• **SET TASK**: Locate the line with "Parse this screenshot: output" in the material. Copy that line and each one after it, through the last, exactly and with nothing else.

______

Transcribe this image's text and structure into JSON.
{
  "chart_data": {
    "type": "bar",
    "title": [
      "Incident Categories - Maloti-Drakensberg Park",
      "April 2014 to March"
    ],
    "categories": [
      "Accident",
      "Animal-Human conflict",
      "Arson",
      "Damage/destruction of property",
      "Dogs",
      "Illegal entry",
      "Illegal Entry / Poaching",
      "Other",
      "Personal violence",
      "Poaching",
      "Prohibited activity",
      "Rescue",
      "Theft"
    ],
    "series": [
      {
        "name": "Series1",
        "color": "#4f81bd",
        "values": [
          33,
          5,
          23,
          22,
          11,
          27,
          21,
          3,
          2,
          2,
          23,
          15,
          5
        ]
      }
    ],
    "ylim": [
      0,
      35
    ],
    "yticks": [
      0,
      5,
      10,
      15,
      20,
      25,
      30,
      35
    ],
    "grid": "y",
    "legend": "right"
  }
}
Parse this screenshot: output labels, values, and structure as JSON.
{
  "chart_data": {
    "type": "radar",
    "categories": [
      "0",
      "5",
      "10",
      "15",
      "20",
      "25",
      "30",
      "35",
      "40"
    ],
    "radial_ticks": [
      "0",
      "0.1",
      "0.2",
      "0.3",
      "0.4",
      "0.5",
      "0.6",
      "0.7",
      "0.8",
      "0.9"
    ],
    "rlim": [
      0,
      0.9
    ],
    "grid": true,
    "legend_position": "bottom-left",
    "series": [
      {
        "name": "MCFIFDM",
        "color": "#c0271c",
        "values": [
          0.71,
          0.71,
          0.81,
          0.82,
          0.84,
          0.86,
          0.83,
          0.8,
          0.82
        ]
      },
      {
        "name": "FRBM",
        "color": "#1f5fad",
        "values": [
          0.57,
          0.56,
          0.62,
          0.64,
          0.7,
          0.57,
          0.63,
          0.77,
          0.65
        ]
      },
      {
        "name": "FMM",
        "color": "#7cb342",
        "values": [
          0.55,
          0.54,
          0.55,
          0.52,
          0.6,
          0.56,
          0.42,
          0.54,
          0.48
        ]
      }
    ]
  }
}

______

• **RESULT OF THE TASK**:
Parse this screenshot: output labels, values, and structure as JSON.
{
  "chart_data": {
    "type": "radar",
    "categories": [
      "0",
      "5",
      "10",
      "15",
      "20",
      "25",
      "30",
      "35",
      "40"
    ],
    "radial_ticks": [
      "0",
      "0.1",
      "0.2",
      "0.3",
      "0.4",
      "0.5",
      "0.6",
      "0.7",
      "0.8",
      "0.9"
    ],
    "rlim": [
      0,
      0.9
    ],
    "grid": true,
    "legend_position": "bottom-left",
    "series": [
      {
        "name": "MCFIFDM",
        "color": "#c0271c",
        "values": [
          0.71,
          0.71,
          0.81,
          0.82,
          0.84,
          0.86,
          0.83,
          0.8,
          0.82
        ]
      },
      {
        "name": "FRBM",
        "color": "#1f5fad",
        "values": [
          0.57,
          0.56,
          0.62,
          0.64,
          0.7,
          0.57,
          0.63,
          0.77,
          0.65
        ]
      },
      {
        "name": "FMM",
        "color": "#7cb342",
        "values": [
          0.55,
          0.54,
          0.55,
          0.52,
          0.6,
          0.56,
          0.42,
          0.54,
          0.48
        ]
      }
    ]
  }
}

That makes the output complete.